▸ **EXERCISE PROMPT**
All records below must be retyped exactly.
┌──
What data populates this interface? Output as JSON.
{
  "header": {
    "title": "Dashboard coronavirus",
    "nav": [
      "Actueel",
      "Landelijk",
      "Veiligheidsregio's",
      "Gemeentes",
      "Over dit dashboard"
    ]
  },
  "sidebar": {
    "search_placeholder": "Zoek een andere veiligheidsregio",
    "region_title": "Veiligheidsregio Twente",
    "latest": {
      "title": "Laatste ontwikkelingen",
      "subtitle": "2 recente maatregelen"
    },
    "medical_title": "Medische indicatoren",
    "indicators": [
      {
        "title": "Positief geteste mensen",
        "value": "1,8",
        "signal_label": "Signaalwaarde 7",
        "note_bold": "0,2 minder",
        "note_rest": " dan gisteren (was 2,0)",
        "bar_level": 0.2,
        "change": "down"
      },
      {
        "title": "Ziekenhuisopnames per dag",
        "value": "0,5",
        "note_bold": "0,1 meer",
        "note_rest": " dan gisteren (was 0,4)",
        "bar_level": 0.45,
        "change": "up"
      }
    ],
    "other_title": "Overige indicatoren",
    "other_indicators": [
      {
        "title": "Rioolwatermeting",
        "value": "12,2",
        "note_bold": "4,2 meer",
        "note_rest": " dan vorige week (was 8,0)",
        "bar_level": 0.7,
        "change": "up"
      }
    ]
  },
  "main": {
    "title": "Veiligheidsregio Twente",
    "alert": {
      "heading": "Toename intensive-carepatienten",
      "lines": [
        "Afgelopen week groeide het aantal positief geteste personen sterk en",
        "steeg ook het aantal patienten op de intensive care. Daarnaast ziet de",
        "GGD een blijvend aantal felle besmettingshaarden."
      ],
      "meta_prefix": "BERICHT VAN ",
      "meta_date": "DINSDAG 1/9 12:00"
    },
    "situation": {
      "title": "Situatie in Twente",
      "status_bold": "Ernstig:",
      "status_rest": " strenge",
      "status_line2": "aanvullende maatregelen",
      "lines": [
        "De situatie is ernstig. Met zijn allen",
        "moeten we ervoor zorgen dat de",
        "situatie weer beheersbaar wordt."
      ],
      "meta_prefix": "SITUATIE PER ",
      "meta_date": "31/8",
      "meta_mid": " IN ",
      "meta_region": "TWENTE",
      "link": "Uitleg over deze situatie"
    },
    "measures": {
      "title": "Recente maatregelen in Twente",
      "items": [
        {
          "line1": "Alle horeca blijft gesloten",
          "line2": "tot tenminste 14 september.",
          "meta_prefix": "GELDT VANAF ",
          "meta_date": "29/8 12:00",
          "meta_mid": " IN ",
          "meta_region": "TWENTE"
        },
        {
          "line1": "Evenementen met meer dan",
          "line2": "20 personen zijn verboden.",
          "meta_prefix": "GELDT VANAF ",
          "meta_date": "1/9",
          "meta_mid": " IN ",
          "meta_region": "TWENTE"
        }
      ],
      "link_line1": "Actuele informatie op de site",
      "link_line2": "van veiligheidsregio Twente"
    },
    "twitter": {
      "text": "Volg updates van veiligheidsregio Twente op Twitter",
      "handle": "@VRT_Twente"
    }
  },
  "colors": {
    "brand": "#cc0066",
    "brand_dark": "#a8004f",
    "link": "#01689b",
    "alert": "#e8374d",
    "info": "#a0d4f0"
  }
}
└──
▸ **OUTPUT OF THE TASK**
What data populates this interface? Output as JSON.
{
  "header": {
    "title": "Dashboard coronavirus",
    "nav": [
      "Actueel",
      "Landelijk",
      "Veiligheidsregio's",
      "Gemeentes",
      "Over dit dashboard"
    ]
  },
  "sidebar": {
    "search_placeholder": "Zoek een andere veiligheidsregio",
    "region_title": "Veiligheidsregio Twente",
    "latest": {
      "title": "Laatste ontwikkelingen",
      "subtitle": "2 recente maatregelen"
    },
    "medical_title": "Medische indicatoren",
    "indicators": [
      {
        "title": "Positief geteste mensen",
        "value": "1,8",
        "signal_label": "Signaalwaarde 7",
        "note_bold": "0,2 minder",
        "note_rest": " dan gisteren (was 2,0)",
        "bar_level": 0.2,
        "change": "down"
      },
      {
        "title": "Ziekenhuisopnames per dag",
        "value": "0,5",
        "note_bold": "0,1 meer",
        "note_rest": " dan gisteren (was 0,4)",
        "bar_level": 0.45,
        "change": "up"
      }
    ],
    "other_title": "Overige indicatoren",
    "other_indicators": [
      {
        "title": "Rioolwatermeting",
        "value": "12,2",
        "note_bold": "4,2 meer",
        "note_rest": " dan vorige week (was 8,0)",
        "bar_level": 0.7,
        "change": "up"
      }
    ]
  },
  "main": {
    "title": "Veiligheidsregio Twente",
    "alert": {
      "heading": "Toename intensive-carepatienten",
      "lines": [
        "Afgelopen week groeide het aantal positief geteste personen sterk en",
        "steeg ook het aantal patienten op de intensive care. Daarnaast ziet de",
        "GGD een blijvend aantal felle besmettingshaarden."
      ],
      "meta_prefix": "BERICHT VAN ",
      "meta_date": "DINSDAG 1/9 12:00"
    },
    "situation": {
      "title": "Situatie in Twente",
      "status_bold": "Ernstig:",
      "status_rest": " strenge",
      "status_line2": "aanvullende maatregelen",
      "lines": [
        "De situatie is ernstig. Met zijn allen",
        "moeten we ervoor zorgen dat de",
        "situatie weer beheersbaar wordt."
      ],
      "meta_prefix": "SITUATIE PER ",
      "meta_date": "31/8",
      "meta_mid": " IN ",
      "meta_region": "TWENTE",
      "link": "Uitleg over deze situatie"
    },
    "measures": {
      "title": "Recente maatregelen in Twente",
      "items": [
        {
          "line1": "Alle horeca blijft gesloten",
          "line2": "tot tenminste 14 september.",
          "meta_prefix": "GELDT VANAF ",
          "meta_date": "29/8 12:00",
          "meta_mid": " IN ",
          "meta_region": "TWENTE"
        },
        {
          "line1": "Evenementen met meer dan",
          "line2": "20 personen zijn verboden.",
          "meta_prefix": "GELDT VANAF ",
          "meta_date": "1/9",
          "meta_mid": " IN ",
          "meta_region": "TWENTE"
        }
      ],
      "link_line1": "Actuele informatie op de site",
      "link_line2": "van veiligheidsregio Twente"
    },
    "twitter": {
      "text": "Volg updates van veiligheidsregio Twente op Twitter",
      "handle": "@VRT_Twente"
    }
  },
  "colors": {
    "brand": "#cc0066",
    "brand_dark": "#a8004f",
    "link": "#01689b",
    "alert": "#e8374d",
    "info": "#a0d4f0"
  }
}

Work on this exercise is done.